Stored records:
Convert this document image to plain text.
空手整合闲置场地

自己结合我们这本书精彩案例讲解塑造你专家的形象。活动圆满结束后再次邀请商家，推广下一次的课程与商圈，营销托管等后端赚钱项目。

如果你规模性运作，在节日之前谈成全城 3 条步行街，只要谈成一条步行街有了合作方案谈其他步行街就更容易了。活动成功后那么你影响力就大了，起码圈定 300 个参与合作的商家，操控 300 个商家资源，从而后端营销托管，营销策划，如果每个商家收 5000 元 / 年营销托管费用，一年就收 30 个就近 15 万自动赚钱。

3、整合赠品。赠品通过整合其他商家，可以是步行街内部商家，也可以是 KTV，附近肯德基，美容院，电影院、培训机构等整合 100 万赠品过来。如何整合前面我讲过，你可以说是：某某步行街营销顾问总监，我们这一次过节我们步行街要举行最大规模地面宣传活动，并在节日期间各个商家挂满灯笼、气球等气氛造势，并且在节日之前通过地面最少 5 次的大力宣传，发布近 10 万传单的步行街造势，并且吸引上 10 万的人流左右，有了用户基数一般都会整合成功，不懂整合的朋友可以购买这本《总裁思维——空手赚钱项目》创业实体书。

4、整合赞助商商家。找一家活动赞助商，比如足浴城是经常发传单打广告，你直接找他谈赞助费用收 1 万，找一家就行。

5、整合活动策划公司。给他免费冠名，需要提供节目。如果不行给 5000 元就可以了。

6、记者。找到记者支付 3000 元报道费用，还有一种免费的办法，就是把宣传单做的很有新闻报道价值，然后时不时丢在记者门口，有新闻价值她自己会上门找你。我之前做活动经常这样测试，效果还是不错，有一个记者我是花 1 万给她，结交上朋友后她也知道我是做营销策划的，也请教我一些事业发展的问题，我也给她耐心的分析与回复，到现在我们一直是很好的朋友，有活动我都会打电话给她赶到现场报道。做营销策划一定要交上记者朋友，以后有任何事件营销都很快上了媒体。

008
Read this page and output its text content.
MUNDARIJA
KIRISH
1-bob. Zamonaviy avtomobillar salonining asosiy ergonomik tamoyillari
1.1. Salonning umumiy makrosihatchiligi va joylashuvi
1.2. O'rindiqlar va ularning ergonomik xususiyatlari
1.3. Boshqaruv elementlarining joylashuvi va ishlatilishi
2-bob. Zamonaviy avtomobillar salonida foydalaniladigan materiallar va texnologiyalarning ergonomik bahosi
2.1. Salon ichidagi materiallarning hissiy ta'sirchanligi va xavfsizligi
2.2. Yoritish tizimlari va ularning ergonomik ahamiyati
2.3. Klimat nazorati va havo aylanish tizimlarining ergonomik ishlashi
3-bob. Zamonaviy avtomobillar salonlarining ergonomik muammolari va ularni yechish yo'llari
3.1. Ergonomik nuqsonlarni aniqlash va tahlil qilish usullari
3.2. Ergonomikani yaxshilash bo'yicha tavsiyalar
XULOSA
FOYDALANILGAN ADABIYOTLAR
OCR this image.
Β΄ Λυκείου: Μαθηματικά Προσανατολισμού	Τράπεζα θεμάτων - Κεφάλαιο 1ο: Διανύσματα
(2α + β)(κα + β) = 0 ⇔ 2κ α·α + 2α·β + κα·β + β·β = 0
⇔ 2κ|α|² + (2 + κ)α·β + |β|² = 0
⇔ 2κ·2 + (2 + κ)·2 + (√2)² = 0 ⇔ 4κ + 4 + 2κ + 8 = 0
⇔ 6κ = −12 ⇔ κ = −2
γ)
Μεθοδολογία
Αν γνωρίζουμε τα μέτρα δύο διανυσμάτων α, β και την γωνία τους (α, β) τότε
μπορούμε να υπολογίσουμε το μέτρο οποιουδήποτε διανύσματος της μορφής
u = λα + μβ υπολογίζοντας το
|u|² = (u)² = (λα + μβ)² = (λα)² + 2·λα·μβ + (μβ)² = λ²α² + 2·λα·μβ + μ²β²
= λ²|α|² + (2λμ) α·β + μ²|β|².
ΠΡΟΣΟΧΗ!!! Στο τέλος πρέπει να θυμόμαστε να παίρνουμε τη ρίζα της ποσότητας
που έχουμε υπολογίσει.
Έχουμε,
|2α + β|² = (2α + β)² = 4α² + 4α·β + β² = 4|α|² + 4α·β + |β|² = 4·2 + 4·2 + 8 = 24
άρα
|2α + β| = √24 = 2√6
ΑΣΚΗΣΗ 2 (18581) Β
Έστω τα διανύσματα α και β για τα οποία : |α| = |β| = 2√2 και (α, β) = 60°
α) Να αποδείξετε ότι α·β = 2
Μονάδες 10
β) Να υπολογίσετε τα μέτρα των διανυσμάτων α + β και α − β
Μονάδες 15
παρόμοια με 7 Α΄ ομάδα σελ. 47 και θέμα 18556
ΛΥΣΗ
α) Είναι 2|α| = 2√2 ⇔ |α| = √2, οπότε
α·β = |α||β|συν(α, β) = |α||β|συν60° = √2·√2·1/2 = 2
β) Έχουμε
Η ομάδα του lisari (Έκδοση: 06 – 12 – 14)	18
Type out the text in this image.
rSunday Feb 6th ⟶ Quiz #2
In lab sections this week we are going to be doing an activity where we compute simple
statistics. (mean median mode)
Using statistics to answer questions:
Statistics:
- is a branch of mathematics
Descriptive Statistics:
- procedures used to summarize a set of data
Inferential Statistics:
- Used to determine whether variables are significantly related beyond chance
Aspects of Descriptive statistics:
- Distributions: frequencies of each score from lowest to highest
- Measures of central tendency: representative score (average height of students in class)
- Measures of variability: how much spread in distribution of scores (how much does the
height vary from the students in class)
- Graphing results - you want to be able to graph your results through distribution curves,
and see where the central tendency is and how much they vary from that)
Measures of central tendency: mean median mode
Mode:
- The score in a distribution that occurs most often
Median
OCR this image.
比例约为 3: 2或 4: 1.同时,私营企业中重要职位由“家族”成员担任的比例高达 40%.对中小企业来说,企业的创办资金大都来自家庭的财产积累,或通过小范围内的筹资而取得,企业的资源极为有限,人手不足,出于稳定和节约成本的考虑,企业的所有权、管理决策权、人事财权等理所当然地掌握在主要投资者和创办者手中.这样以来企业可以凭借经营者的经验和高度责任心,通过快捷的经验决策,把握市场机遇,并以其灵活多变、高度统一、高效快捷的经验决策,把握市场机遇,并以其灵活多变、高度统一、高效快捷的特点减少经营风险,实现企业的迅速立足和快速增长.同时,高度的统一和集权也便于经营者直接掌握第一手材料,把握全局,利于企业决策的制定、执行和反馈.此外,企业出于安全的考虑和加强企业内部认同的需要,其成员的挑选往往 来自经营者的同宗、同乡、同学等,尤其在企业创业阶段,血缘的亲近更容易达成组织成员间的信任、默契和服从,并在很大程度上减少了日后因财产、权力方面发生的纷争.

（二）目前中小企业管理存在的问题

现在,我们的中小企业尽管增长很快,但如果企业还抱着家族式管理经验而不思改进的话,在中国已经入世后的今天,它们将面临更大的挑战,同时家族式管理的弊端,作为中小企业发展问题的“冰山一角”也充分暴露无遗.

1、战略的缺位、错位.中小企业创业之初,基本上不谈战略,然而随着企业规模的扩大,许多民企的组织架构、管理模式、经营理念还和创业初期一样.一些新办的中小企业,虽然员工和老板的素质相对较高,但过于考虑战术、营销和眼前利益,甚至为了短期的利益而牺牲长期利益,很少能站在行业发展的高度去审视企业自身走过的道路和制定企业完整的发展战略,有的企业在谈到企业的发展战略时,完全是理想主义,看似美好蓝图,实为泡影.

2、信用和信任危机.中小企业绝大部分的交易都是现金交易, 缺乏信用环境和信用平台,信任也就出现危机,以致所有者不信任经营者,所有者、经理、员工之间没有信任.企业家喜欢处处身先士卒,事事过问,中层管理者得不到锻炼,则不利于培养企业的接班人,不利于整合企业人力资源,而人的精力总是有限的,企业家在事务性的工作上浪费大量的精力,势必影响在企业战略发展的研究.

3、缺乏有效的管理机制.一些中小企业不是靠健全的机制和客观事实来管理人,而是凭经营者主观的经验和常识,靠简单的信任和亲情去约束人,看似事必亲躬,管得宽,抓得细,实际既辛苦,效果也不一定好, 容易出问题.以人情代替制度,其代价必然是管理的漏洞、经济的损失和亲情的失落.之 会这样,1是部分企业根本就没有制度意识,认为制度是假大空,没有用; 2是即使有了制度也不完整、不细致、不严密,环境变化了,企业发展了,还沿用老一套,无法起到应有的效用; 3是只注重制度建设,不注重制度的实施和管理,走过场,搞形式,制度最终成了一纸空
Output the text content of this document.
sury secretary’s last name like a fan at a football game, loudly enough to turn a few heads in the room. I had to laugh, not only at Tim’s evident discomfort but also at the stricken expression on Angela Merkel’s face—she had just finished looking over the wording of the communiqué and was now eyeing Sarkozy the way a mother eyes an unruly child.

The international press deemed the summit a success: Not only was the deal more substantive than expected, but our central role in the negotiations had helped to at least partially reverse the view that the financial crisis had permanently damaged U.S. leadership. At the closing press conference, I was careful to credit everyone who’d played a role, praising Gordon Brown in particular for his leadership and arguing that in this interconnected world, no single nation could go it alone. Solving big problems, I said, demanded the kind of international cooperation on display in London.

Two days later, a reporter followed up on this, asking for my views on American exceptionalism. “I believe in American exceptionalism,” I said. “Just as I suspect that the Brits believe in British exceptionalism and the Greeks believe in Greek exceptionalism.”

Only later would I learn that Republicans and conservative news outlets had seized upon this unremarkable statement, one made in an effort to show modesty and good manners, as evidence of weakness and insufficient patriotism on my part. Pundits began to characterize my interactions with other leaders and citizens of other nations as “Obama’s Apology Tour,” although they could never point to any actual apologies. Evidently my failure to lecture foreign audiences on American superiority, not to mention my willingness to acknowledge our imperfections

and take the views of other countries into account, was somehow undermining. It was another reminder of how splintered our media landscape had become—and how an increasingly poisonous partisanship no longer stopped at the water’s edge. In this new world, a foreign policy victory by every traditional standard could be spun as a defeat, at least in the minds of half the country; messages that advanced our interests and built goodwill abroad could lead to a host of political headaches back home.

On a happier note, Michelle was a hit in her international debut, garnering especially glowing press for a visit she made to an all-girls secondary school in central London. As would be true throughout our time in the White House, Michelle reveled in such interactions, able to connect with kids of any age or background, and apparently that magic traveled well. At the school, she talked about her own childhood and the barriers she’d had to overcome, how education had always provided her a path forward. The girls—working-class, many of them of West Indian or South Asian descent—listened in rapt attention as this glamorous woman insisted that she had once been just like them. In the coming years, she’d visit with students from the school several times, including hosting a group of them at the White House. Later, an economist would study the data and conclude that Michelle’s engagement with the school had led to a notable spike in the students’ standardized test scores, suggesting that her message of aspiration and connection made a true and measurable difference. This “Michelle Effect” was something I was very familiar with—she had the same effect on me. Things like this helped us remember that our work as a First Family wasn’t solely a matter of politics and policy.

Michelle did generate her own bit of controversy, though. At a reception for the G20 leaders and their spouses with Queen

■ Exercise ■
Using the listing above, pull out all lines that hold the word "ularning".

■ The reply ■
1.2. O'rindiqlar va ularning ergonomik xususiyatlari
2.2. Yoritish tizimlari va ularning ergonomik ahamiyati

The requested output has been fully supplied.